• _TASK INSTRUCTIONS_
Reproduce the listing below word for word, with no pictures.

Saved entries:
'''

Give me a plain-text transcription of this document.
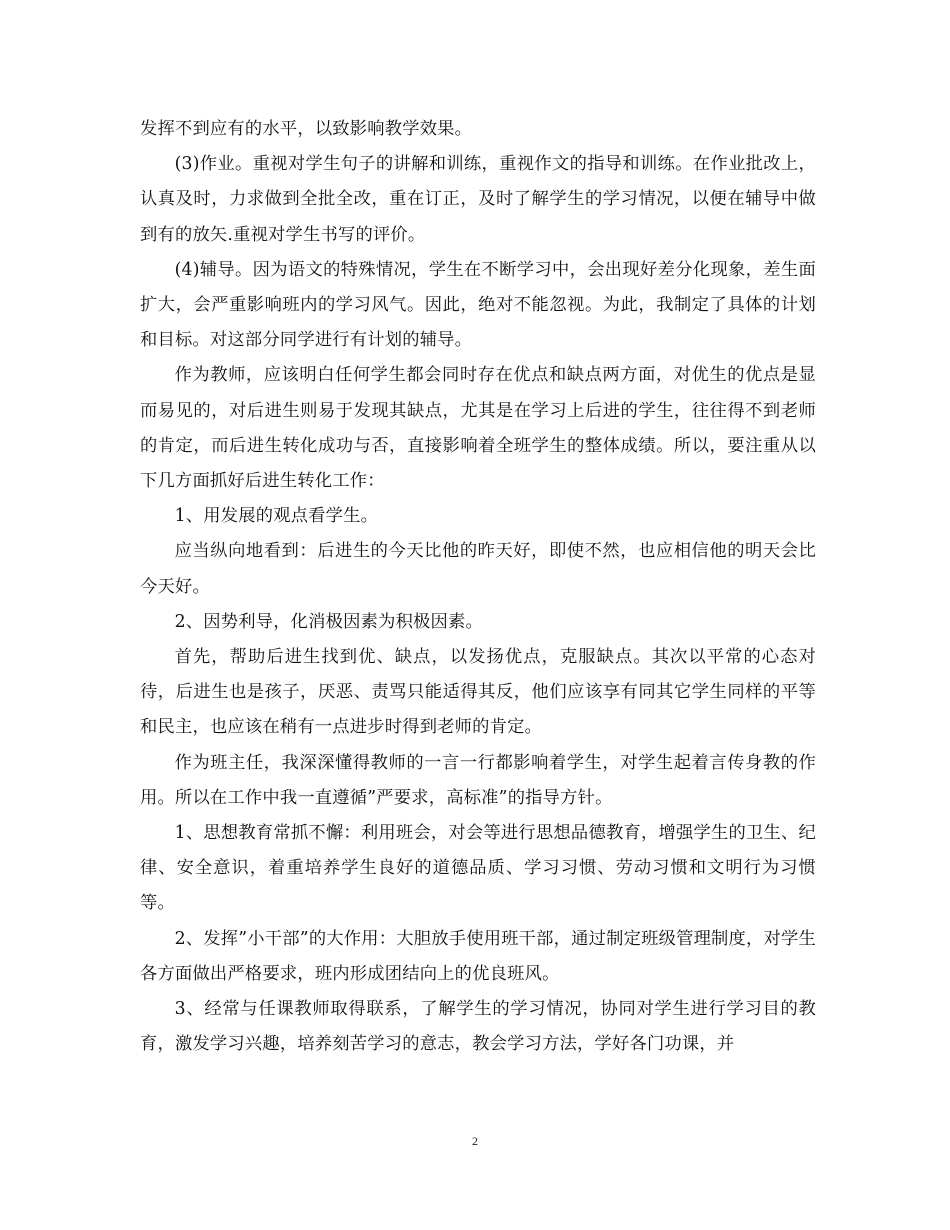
发挥不到应有的水平，以致影响教学效果。

(3)作业。重视对学生句子的讲解和训练，重视作文的指导和训练。在作业批改上，认真及时，力求做到全批全改，重在订正，及时了解学生的学习情况，以便在辅导中做到有的放矢.重视对学生书写的评价。

(4)辅导。因为语文的特殊情况，学生在不断学习中，会出现好差分化现象，差生面扩大，会严重影响班内的学习风气。因此，绝对不能忽视。为此，我制定了具体的计划和目标。对这部分同学进行有计划的辅导。

作为教师，应该明白任何学生都会同时存在优点和缺点两方面，对优生的优点是显而易见的，对后进生则易于发现其缺点，尤其是在学习上后进的学生，往往得不到老师的肯定，而后进生转化成功与否，直接影响着全班学生的整体成绩。所以，要注重从以下几方面抓好后进生转化工作：

1、用发展的观点看学生。

应当纵向地看到：后进生的今天比他的昨天好，即使不然，也应相信他的明天会比今天好。

2、因势利导，化消极因素为积极因素。

首先，帮助后进生找到优、缺点，以发扬优点，克服缺点。其次以平常的心态对待，后进生也是孩子，厌恶、责骂只能适得其反，他们应该享有同其它学生同样的平等和民主，也应该在稍有一点进步时得到老师的肯定。

作为班主任，我深深懂得教师的一言一行都影响着学生，对学生起着言传身教的作用。所以在工作中我一直遵循”严要求，高标准”的指导方针。

1、思想教育常抓不懈：利用班会，对会等进行思想品德教育，增强学生的卫生、纪律、安全意识，着重培养学生良好的道德品质、学习习惯、劳动习惯和文明行为习惯等。

2、发挥”小干部”的大作用：大胆放手使用班干部，通过制定班级管理制度，对学生各方面做出严格要求，班内形成团结向上的优良班风。

3、经常与任课教师取得联系，了解学生的学习情况，协同对学生进行学习目的教育，激发学习兴趣，培养刻苦学习的意志，教会学习方法，学好各门功课，并

2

'''

• _EXPECTED ANSWER_
Give me a plain-text transcription of this document.
发挥不到应有的水平，以致影响教学效果。

(3)作业。重视对学生句子的讲解和训练，重视作文的指导和训练。在作业批改上，认真及时，力求做到全批全改，重在订正，及时了解学生的学习情况，以便在辅导中做到有的放矢.重视对学生书写的评价。

(4)辅导。因为语文的特殊情况，学生在不断学习中，会出现好差分化现象，差生面扩大，会严重影响班内的学习风气。因此，绝对不能忽视。为此，我制定了具体的计划和目标。对这部分同学进行有计划的辅导。

作为教师，应该明白任何学生都会同时存在优点和缺点两方面，对优生的优点是显而易见的，对后进生则易于发现其缺点，尤其是在学习上后进的学生，往往得不到老师的肯定，而后进生转化成功与否，直接影响着全班学生的整体成绩。所以，要注重从以下几方面抓好后进生转化工作：

1、用发展的观点看学生。

应当纵向地看到：后进生的今天比他的昨天好，即使不然，也应相信他的明天会比今天好。

2、因势利导，化消极因素为积极因素。

首先，帮助后进生找到优、缺点，以发扬优点，克服缺点。其次以平常的心态对待，后进生也是孩子，厌恶、责骂只能适得其反，他们应该享有同其它学生同样的平等和民主，也应该在稍有一点进步时得到老师的肯定。

作为班主任，我深深懂得教师的一言一行都影响着学生，对学生起着言传身教的作用。所以在工作中我一直遵循”严要求，高标准”的指导方针。

1、思想教育常抓不懈：利用班会，对会等进行思想品德教育，增强学生的卫生、纪律、安全意识，着重培养学生良好的道德品质、学习习惯、劳动习惯和文明行为习惯等。

2、发挥”小干部”的大作用：大胆放手使用班干部，通过制定班级管理制度，对学生各方面做出严格要求，班内形成团结向上的优良班风。

3、经常与任课教师取得联系，了解学生的学习情况，协同对学生进行学习目的教育，激发学习兴趣，培养刻苦学习的意志，教会学习方法，学好各门功课，并

2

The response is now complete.